→ TASK PROMPT
Set down the whole listing verbatim.

(Recorded data)
[Begin]

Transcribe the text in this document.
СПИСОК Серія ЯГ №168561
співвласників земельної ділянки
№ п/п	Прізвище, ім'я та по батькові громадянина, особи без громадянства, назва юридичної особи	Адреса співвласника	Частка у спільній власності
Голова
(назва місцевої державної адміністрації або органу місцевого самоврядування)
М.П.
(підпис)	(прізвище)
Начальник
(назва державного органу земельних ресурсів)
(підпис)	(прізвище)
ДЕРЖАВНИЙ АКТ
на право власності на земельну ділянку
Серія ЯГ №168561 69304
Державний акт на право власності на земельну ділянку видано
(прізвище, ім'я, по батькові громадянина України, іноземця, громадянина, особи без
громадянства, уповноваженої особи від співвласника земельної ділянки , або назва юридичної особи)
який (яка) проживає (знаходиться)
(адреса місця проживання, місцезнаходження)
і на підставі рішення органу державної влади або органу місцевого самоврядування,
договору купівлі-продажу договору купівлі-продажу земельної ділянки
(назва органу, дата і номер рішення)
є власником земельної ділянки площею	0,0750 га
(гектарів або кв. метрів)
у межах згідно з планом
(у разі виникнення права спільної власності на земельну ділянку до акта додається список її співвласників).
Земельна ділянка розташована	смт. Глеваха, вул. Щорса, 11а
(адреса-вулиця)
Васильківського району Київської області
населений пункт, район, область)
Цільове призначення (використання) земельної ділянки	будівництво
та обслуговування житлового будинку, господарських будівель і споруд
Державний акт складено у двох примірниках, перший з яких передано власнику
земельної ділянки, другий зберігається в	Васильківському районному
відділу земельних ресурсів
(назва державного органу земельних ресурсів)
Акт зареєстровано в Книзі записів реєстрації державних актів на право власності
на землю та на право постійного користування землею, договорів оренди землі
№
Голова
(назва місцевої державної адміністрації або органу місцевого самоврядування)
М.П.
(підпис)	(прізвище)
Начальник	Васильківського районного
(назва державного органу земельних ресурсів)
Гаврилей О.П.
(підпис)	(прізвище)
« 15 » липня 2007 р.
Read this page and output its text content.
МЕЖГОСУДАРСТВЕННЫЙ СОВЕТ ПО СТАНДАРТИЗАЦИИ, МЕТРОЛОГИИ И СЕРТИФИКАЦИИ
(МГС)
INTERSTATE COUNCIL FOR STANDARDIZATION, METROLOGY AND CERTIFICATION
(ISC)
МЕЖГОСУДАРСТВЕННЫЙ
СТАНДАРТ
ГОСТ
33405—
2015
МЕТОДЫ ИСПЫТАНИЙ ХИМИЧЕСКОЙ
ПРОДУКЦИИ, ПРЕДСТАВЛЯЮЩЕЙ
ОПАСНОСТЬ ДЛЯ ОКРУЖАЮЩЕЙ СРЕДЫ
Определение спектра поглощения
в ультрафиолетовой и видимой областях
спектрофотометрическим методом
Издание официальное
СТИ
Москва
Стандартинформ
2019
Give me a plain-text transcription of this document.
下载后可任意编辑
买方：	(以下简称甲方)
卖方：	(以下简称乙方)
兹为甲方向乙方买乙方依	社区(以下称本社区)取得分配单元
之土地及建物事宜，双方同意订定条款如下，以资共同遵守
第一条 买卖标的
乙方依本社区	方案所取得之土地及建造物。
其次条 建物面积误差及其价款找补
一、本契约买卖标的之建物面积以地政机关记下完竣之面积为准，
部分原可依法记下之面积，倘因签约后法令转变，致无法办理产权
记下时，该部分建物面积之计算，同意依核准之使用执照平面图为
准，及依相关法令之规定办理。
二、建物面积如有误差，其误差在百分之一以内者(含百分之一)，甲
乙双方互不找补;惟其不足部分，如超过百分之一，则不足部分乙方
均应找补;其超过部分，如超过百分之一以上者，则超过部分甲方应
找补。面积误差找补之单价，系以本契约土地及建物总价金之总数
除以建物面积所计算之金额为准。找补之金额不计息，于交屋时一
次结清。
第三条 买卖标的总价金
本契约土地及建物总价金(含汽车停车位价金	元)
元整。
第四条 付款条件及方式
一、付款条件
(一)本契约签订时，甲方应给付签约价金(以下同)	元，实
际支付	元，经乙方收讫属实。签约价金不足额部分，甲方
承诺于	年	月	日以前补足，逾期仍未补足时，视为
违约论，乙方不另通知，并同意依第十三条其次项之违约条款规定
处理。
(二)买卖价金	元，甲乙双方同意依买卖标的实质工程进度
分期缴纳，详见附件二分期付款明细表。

[End]

→ ANSWER TO THIS EXERCISE
Transcribe the text in this document.
СПИСОК Серія ЯГ №168561
співвласників земельної ділянки
№ п/п	Прізвище, ім'я та по батькові громадянина, особи без громадянства, назва юридичної особи	Адреса співвласника	Частка у спільній власності
Голова
(назва місцевої державної адміністрації або органу місцевого самоврядування)
М.П.
(підпис)	(прізвище)
Начальник
(назва державного органу земельних ресурсів)
(підпис)	(прізвище)
ДЕРЖАВНИЙ АКТ
на право власності на земельну ділянку
Серія ЯГ №168561 69304
Державний акт на право власності на земельну ділянку видано
(прізвище, ім'я, по батькові громадянина України, іноземця, громадянина, особи без
громадянства, уповноваженої особи від співвласника земельної ділянки , або назва юридичної особи)
який (яка) проживає (знаходиться)
(адреса місця проживання, місцезнаходження)
і на підставі рішення органу державної влади або органу місцевого самоврядування,
договору купівлі-продажу договору купівлі-продажу земельної ділянки
(назва органу, дата і номер рішення)
є власником земельної ділянки площею	0,0750 га
(гектарів або кв. метрів)
у межах згідно з планом
(у разі виникнення права спільної власності на земельну ділянку до акта додається список її співвласників).
Земельна ділянка розташована	смт. Глеваха, вул. Щорса, 11а
(адреса-вулиця)
Васильківського району Київської області
населений пункт, район, область)
Цільове призначення (використання) земельної ділянки	будівництво
та обслуговування житлового будинку, господарських будівель і споруд
Державний акт складено у двох примірниках, перший з яких передано власнику
земельної ділянки, другий зберігається в	Васильківському районному
відділу земельних ресурсів
(назва державного органу земельних ресурсів)
Акт зареєстровано в Книзі записів реєстрації державних актів на право власності
на землю та на право постійного користування землею, договорів оренди землі
№
Голова
(назва місцевої державної адміністрації або органу місцевого самоврядування)
М.П.
(підпис)	(прізвище)
Начальник	Васильківського районного
(назва державного органу земельних ресурсів)
Гаврилей О.П.
(підпис)	(прізвище)
« 15 » липня 2007 р.
Read this page and output its text content.
МЕЖГОСУДАРСТВЕННЫЙ СОВЕТ ПО СТАНДАРТИЗАЦИИ, МЕТРОЛОГИИ И СЕРТИФИКАЦИИ
(МГС)
INTERSTATE COUNCIL FOR STANDARDIZATION, METROLOGY AND CERTIFICATION
(ISC)
МЕЖГОСУДАРСТВЕННЫЙ
СТАНДАРТ
ГОСТ
33405—
2015
МЕТОДЫ ИСПЫТАНИЙ ХИМИЧЕСКОЙ
ПРОДУКЦИИ, ПРЕДСТАВЛЯЮЩЕЙ
ОПАСНОСТЬ ДЛЯ ОКРУЖАЮЩЕЙ СРЕДЫ
Определение спектра поглощения
в ультрафиолетовой и видимой областях
спектрофотометрическим методом
Издание официальное
СТИ
Москва
Стандартинформ
2019
Give me a plain-text transcription of this document.
下载后可任意编辑
买方：	(以下简称甲方)
卖方：	(以下简称乙方)
兹为甲方向乙方买乙方依	社区(以下称本社区)取得分配单元
之土地及建物事宜，双方同意订定条款如下，以资共同遵守
第一条 买卖标的
乙方依本社区	方案所取得之土地及建造物。
其次条 建物面积误差及其价款找补
一、本契约买卖标的之建物面积以地政机关记下完竣之面积为准，
部分原可依法记下之面积，倘因签约后法令转变，致无法办理产权
记下时，该部分建物面积之计算，同意依核准之使用执照平面图为
准，及依相关法令之规定办理。
二、建物面积如有误差，其误差在百分之一以内者(含百分之一)，甲
乙双方互不找补;惟其不足部分，如超过百分之一，则不足部分乙方
均应找补;其超过部分，如超过百分之一以上者，则超过部分甲方应
找补。面积误差找补之单价，系以本契约土地及建物总价金之总数
除以建物面积所计算之金额为准。找补之金额不计息，于交屋时一
次结清。
第三条 买卖标的总价金
本契约土地及建物总价金(含汽车停车位价金	元)
元整。
第四条 付款条件及方式
一、付款条件
(一)本契约签订时，甲方应给付签约价金(以下同)	元，实
际支付	元，经乙方收讫属实。签约价金不足额部分，甲方
承诺于	年	月	日以前补足，逾期仍未补足时，视为
违约论，乙方不另通知，并同意依第十三条其次项之违约条款规定
处理。
(二)买卖价金	元，甲乙双方同意依买卖标的实质工程进度
分期缴纳，详见附件二分期付款明细表。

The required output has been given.